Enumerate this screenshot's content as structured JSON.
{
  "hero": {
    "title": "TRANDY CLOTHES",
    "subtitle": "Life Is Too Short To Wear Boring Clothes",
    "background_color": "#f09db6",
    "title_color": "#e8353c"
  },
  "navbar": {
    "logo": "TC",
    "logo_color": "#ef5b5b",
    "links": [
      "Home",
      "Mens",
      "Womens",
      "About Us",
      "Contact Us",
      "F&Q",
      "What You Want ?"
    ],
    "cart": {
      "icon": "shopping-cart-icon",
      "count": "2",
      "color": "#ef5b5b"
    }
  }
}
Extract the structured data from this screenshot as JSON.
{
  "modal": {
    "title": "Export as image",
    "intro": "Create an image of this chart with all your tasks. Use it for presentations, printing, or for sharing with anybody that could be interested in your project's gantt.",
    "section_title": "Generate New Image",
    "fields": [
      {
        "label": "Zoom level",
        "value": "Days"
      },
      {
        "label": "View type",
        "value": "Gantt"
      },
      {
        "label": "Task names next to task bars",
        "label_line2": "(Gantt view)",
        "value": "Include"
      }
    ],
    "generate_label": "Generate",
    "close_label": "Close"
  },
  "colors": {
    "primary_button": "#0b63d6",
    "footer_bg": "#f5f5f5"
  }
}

--------------------

(WRITTEN INSTRUCTION) Copy all lines from the material that hold "this".

(ANSWER TO THE PROBLEM)
Enumerate this screenshot's content as structured JSON.
Extract the structured data from this screenshot as JSON.
    "intro": "Create an image of this chart with all your tasks. Use it for presentations, printing, or for sharing with anybody that could be interested in your project's gantt.",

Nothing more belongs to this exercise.